(Dataset items)
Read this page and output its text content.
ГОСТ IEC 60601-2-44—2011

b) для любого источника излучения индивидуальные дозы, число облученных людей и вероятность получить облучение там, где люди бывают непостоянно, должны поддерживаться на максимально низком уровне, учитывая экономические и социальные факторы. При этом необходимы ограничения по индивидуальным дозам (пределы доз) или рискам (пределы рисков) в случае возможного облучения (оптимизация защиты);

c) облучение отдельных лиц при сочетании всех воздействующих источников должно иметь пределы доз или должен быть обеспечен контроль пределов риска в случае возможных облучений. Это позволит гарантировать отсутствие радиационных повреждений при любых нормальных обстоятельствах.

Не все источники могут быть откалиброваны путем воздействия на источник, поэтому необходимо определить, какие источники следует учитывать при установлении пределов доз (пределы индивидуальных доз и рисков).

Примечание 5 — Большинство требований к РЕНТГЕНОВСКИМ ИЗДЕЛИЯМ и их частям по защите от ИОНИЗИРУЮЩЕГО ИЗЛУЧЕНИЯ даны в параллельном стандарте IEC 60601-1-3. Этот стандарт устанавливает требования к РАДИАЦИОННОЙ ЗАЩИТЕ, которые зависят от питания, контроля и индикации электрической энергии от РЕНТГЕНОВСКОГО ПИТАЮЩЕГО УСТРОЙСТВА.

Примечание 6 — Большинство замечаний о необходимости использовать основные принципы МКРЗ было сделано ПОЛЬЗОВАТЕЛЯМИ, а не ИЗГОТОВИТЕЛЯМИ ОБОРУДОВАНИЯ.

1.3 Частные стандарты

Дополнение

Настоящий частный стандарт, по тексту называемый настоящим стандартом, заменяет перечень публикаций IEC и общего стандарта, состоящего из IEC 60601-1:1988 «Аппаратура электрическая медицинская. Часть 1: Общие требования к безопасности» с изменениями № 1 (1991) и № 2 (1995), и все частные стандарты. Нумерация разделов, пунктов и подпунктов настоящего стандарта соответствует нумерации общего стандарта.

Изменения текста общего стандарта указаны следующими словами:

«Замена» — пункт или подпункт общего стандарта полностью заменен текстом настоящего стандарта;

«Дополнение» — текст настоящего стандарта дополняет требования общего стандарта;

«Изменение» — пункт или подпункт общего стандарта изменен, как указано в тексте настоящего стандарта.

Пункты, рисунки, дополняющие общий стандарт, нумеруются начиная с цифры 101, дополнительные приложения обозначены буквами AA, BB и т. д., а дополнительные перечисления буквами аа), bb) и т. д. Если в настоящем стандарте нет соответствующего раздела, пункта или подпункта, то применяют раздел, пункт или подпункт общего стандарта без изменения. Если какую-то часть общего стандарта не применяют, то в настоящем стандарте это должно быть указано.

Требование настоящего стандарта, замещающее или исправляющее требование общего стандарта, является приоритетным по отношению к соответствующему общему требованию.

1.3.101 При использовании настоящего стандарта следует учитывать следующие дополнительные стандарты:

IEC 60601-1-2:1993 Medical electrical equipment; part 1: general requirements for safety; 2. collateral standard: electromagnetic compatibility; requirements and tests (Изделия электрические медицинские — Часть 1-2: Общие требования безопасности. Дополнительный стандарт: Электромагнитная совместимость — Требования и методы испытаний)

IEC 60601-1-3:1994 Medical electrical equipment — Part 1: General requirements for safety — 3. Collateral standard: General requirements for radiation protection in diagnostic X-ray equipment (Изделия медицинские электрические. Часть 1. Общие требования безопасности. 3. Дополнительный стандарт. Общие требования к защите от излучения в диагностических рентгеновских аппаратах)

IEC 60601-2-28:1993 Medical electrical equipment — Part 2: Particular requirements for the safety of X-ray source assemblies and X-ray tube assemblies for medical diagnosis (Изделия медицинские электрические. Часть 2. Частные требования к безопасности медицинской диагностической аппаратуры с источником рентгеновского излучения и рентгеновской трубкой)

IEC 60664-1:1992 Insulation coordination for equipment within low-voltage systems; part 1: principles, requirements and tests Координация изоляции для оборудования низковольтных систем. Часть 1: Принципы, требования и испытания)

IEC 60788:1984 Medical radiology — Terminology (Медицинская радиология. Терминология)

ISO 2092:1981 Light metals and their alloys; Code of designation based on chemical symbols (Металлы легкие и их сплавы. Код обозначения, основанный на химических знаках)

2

==

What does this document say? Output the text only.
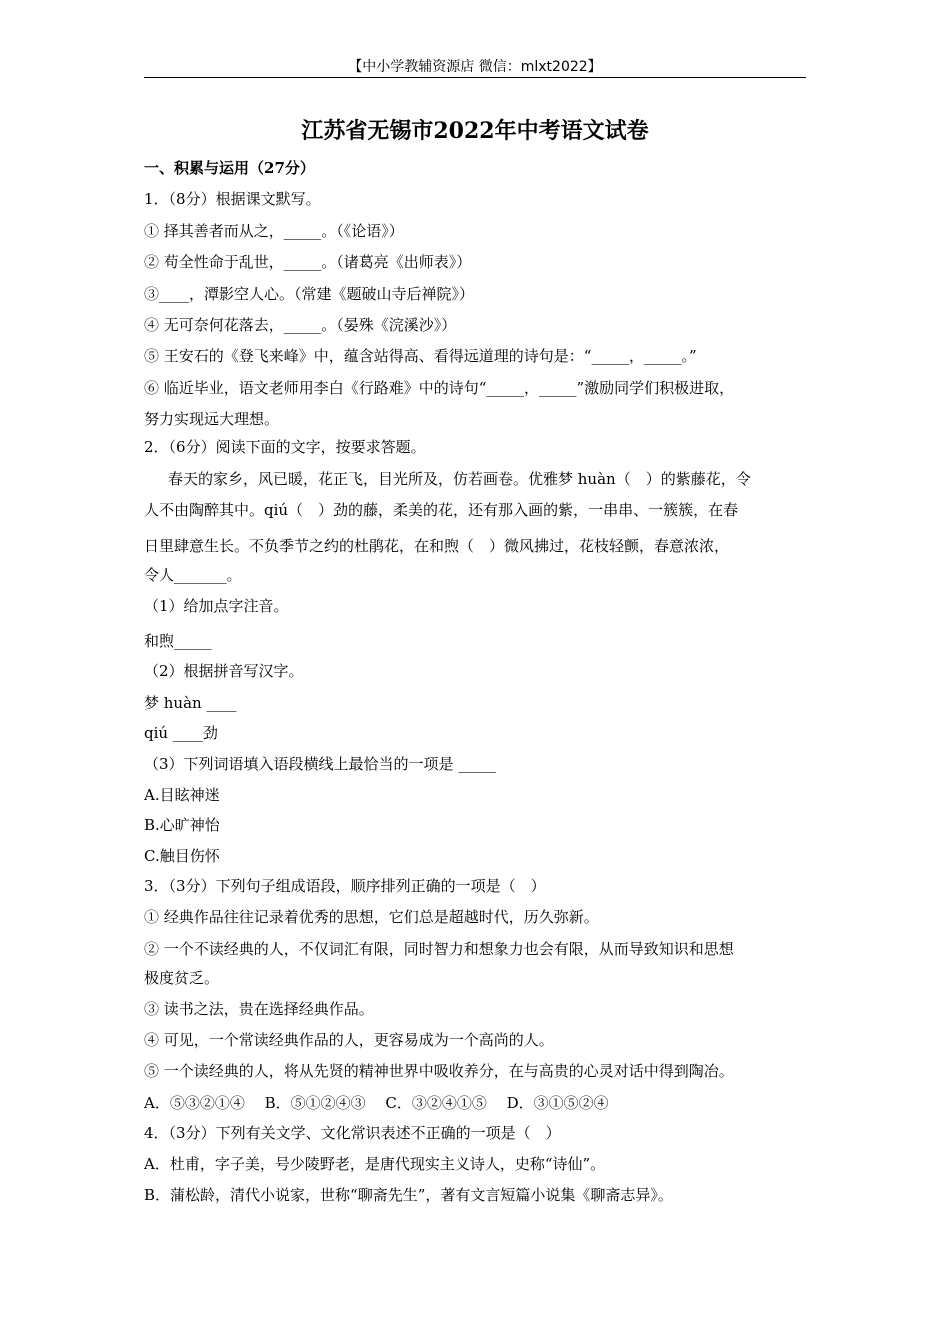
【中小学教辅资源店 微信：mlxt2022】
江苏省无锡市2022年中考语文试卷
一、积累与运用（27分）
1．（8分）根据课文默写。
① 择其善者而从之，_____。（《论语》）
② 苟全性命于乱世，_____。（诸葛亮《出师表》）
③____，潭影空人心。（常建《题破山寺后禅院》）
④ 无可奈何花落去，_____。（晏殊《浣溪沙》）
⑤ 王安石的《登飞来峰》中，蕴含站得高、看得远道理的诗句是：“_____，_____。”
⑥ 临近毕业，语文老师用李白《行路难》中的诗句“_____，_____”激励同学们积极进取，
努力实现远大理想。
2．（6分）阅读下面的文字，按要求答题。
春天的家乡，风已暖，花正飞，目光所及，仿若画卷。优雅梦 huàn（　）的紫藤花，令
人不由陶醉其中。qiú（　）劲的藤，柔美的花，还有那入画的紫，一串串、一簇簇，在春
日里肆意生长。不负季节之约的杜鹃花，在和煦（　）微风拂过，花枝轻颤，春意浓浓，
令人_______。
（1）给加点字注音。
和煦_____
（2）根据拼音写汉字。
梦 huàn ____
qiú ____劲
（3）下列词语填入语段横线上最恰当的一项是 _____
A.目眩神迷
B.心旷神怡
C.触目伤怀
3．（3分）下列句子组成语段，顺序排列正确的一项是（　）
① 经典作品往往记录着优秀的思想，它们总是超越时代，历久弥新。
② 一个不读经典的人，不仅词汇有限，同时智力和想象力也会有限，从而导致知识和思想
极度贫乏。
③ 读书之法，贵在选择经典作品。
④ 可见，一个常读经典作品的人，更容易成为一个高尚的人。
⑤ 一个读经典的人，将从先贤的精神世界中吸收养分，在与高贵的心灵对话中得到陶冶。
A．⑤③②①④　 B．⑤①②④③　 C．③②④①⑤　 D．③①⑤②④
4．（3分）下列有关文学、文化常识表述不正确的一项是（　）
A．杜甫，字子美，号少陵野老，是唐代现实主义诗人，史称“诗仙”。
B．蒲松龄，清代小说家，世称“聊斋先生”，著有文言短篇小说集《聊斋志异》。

Instruction: Find all lines where the word "text" appears. Copy them.

Task response:
Read this page and output its text content.
What does this document say? Output the text only.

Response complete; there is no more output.